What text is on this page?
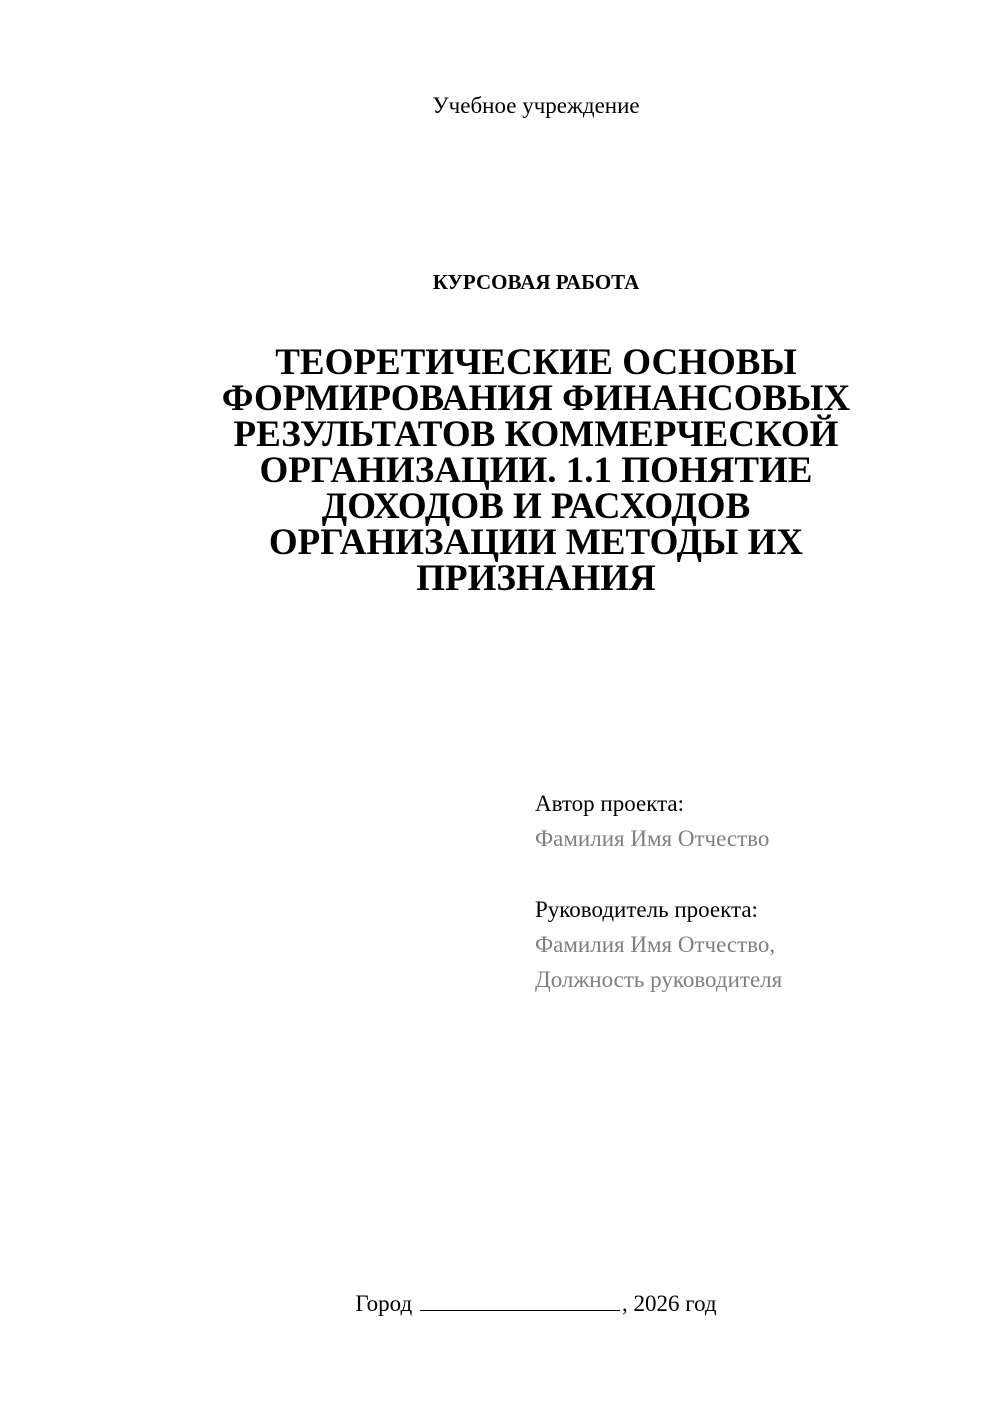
Учебное учреждение
КУРСОВАЯ РАБОТА
ТЕОРЕТИЧЕСКИЕ ОСНОВЫ
ФОРМИРОВАНИЯ ФИНАНСОВЫХ
РЕЗУЛЬТАТОВ КОММЕРЧЕСКОЙ
ОРГАНИЗАЦИИ. 1.1 ПОНЯТИЕ
ДОХОДОВ И РАСХОДОВ
ОРГАНИЗАЦИИ МЕТОДЫ ИХ
ПРИЗНАНИЯ
Автор проекта:
Фамилия Имя Отчество
Руководитель проекта:
Фамилия Имя Отчество,
Должность руководителя
Город	, 2026 год
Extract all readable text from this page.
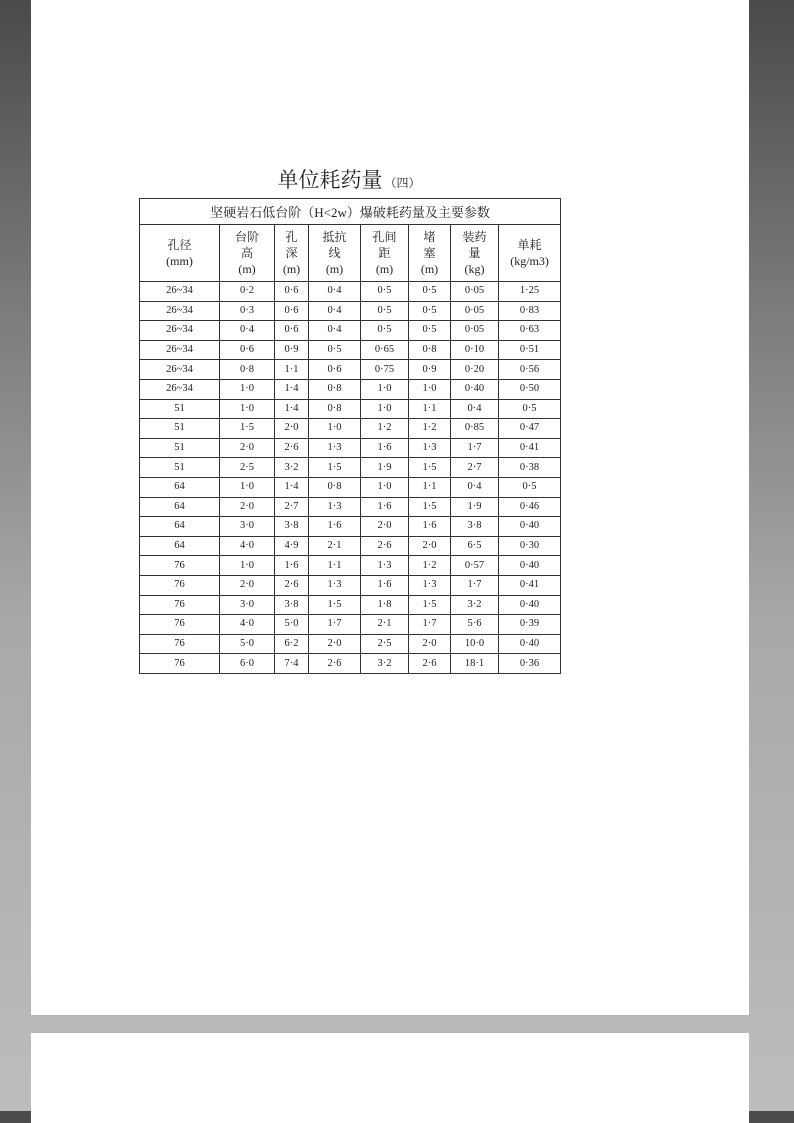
单位耗药量 （四）
坚硬岩石低台阶（H<2w）爆破耗药量及主要参数							

孔径
(mm)	台阶
高
(m)	孔
深
(m)	抵抗
线
(m)	孔间
距
(m)	堵
塞
(m)	装药
量
(kg)	单耗
(kg/m3)

26~34	0·2	0·6	0·4	0·5	0·5	0·05	1·25
26~34	0·3	0·6	0·4	0·5	0·5	0·05	0·83
26~34	0·4	0·6	0·4	0·5	0·5	0·05	0·63
26~34	0·6	0·9	0·5	0·65	0·8	0·10	0·51
26~34	0·8	1·1	0·6	0·75	0·9	0·20	0·56
26~34	1·0	1·4	0·8	1·0	1·0	0·40	0·50
51	1·0	1·4	0·8	1·0	1·1	0·4	0·5
51	1·5	2·0	1·0	1·2	1·2	0·85	0·47
51	2·0	2·6	1·3	1·6	1·3	1·7	0·41
51	2·5	3·2	1·5	1·9	1·5	2·7	0·38
64	1·0	1·4	0·8	1·0	1·1	0·4	0·5
64	2·0	2·7	1·3	1·6	1·5	1·9	0·46
64	3·0	3·8	1·6	2·0	1·6	3·8	0·40
64	4·0	4·9	2·1	2·6	2·0	6·5	0·30
76	1·0	1·6	1·1	1·3	1·2	0·57	0·40
76	2·0	2·6	1·3	1·6	1·3	1·7	0·41
76	3·0	3·8	1·5	1·8	1·5	3·2	0·40
76	4·0	5·0	1·7	2·1	1·7	5·6	0·39
76	5·0	6·2	2·0	2·5	2·0	10·0	0·40
76	6·0	7·4	2·6	3·2	2·6	18·1	0·36
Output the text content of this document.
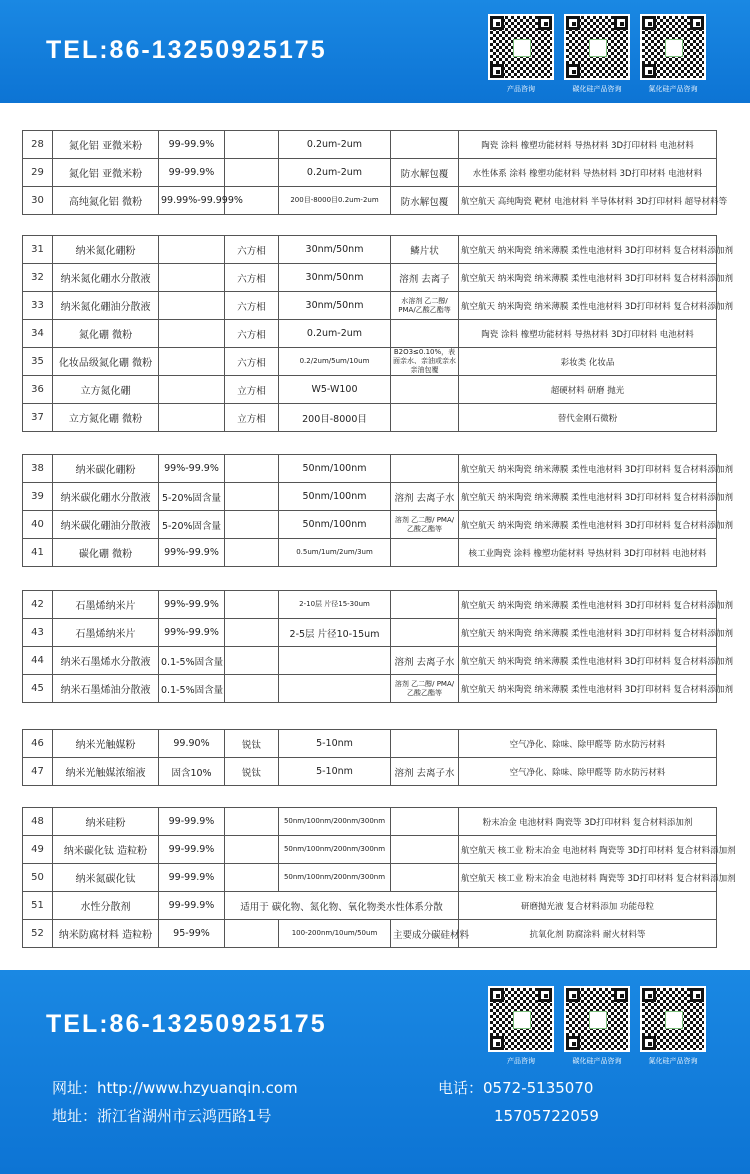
TEL:86-13250925175
产品咨询	碳化硅产品咨询	氮化硅产品咨询
28	氮化铝 亚微米粉	99-99.9%		0.2um-2um		陶瓷 涂料 橡塑功能材料 导热材料 3D打印材料 电池材料
29	氮化铝 亚微米粉	99-99.9%		0.2um-2um	防水解包覆	水性体系 涂料 橡塑功能材料 导热材料 3D打印材料 电池材料
30	高纯氮化铝 微粉	99.99%-99.999%		200目-8000目0.2um-2um	防水解包覆	航空航天 高纯陶瓷 靶材 电池材料 半导体材料 3D打印材料 超导材料等
31	纳米氮化硼粉		六方相	30nm/50nm	鳞片状	航空航天 纳米陶瓷 纳米薄膜 柔性电池材料 3D打印材料 复合材料添加剂
32	纳米氮化硼水分散液		六方相	30nm/50nm	溶剂 去离子	航空航天 纳米陶瓷 纳米薄膜 柔性电池材料 3D打印材料 复合材料添加剂
33	纳米氮化硼油分散液		六方相	30nm/50nm	水溶剂 乙二醇/ PMA/乙酸乙酯等	航空航天 纳米陶瓷 纳米薄膜 柔性电池材料 3D打印材料 复合材料添加剂
34	氮化硼 微粉		六方相	0.2um-2um		陶瓷 涂料 橡塑功能材料 导热材料 3D打印材料 电池材料
35	化妆品级氮化硼 微粉		六方相	0.2/2um/5um/10um	B2O3≤0.10%，表面亲水、亲油或亲水亲油包覆	彩妆类 化妆品
36	立方氮化硼		立方相	W5-W100		超硬材料 研磨 抛光
37	立方氮化硼 微粉		立方相	200目-8000目		替代金刚石微粉
38	纳米碳化硼粉	99%-99.9%		50nm/100nm		航空航天 纳米陶瓷 纳米薄膜 柔性电池材料 3D打印材料 复合材料添加剂
39	纳米碳化硼水分散液	5-20%固含量		50nm/100nm	溶剂 去离子水	航空航天 纳米陶瓷 纳米薄膜 柔性电池材料 3D打印材料 复合材料添加剂
40	纳米碳化硼油分散液	5-20%固含量		50nm/100nm	溶剂 乙二醇/ PMA/乙酸乙酯等	航空航天 纳米陶瓷 纳米薄膜 柔性电池材料 3D打印材料 复合材料添加剂
41	碳化硼 微粉	99%-99.9%		0.5um/1um/2um/3um		核工业陶瓷 涂料 橡塑功能材料 导热材料 3D打印材料 电池材料
42	石墨烯纳米片	99%-99.9%		2-10层 片径15-30um		航空航天 纳米陶瓷 纳米薄膜 柔性电池材料 3D打印材料 复合材料添加剂
43	石墨烯纳米片	99%-99.9%		2-5层 片径10-15um		航空航天 纳米陶瓷 纳米薄膜 柔性电池材料 3D打印材料 复合材料添加剂
44	纳米石墨烯水分散液	0.1-5%固含量			溶剂 去离子水	航空航天 纳米陶瓷 纳米薄膜 柔性电池材料 3D打印材料 复合材料添加剂
45	纳米石墨烯油分散液	0.1-5%固含量			溶剂 乙二醇/ PMA/乙酸乙酯等	航空航天 纳米陶瓷 纳米薄膜 柔性电池材料 3D打印材料 复合材料添加剂
46	纳米光触媒粉	99.90%	锐钛	5-10nm		空气净化、除味、除甲醛等 防水防污材料
47	纳米光触媒浓缩液	固含10%	锐钛	5-10nm	溶剂 去离子水	空气净化、除味、除甲醛等 防水防污材料
48	纳米硅粉	99-99.9%		50nm/100nm/200nm/300nm		粉末冶金 电池材料 陶瓷等 3D打印材料 复合材料添加剂
49	纳米碳化钛 造粒粉	99-99.9%		50nm/100nm/200nm/300nm		航空航天 核工业 粉末冶金 电池材料 陶瓷等 3D打印材料 复合材料添加剂
50	纳米氮碳化钛	99-99.9%		50nm/100nm/200nm/300nm		航空航天 核工业 粉末冶金 电池材料 陶瓷等 3D打印材料 复合材料添加剂
51	水性分散剂	99-99.9%	适用于 碳化物、氮化物、氧化物类水性体系分散			研磨抛光液 复合材料添加 功能母粒
52	纳米防腐材料 造粒粉	95-99%		100-200nm/10um/50um	主要成分碳硅材料	抗氧化剂 防腐涂料 耐火材料等
TEL:86-13250925175
产品咨询	碳化硅产品咨询	氮化硅产品咨询
网址：http://www.hzyuanqin.com
地址：浙江省湖州市云鸿西路1号
电话：0572-5135070
15705722059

■ Your goal ■
In the listing, find all lines with the string "纳米薄膜" and copy them.

■ The completed task ■
31	纳米氮化硼粉		六方相	30nm/50nm	鳞片状	航空航天 纳米陶瓷 纳米薄膜 柔性电池材料 3D打印材料 复合材料添加剂
32	纳米氮化硼水分散液		六方相	30nm/50nm	溶剂 去离子	航空航天 纳米陶瓷 纳米薄膜 柔性电池材料 3D打印材料 复合材料添加剂
33	纳米氮化硼油分散液		六方相	30nm/50nm	水溶剂 乙二醇/ PMA/乙酸乙酯等	航空航天 纳米陶瓷 纳米薄膜 柔性电池材料 3D打印材料 复合材料添加剂
38	纳米碳化硼粉	99%-99.9%		50nm/100nm		航空航天 纳米陶瓷 纳米薄膜 柔性电池材料 3D打印材料 复合材料添加剂
39	纳米碳化硼水分散液	5-20%固含量		50nm/100nm	溶剂 去离子水	航空航天 纳米陶瓷 纳米薄膜 柔性电池材料 3D打印材料 复合材料添加剂
40	纳米碳化硼油分散液	5-20%固含量		50nm/100nm	溶剂 乙二醇/ PMA/乙酸乙酯等	航空航天 纳米陶瓷 纳米薄膜 柔性电池材料 3D打印材料 复合材料添加剂
42	石墨烯纳米片	99%-99.9%		2-10层 片径15-30um		航空航天 纳米陶瓷 纳米薄膜 柔性电池材料 3D打印材料 复合材料添加剂
43	石墨烯纳米片	99%-99.9%		2-5层 片径10-15um		航空航天 纳米陶瓷 纳米薄膜 柔性电池材料 3D打印材料 复合材料添加剂
44	纳米石墨烯水分散液	0.1-5%固含量			溶剂 去离子水	航空航天 纳米陶瓷 纳米薄膜 柔性电池材料 3D打印材料 复合材料添加剂
45	纳米石墨烯油分散液	0.1-5%固含量			溶剂 乙二醇/ PMA/乙酸乙酯等	航空航天 纳米陶瓷 纳米薄膜 柔性电池材料 3D打印材料 复合材料添加剂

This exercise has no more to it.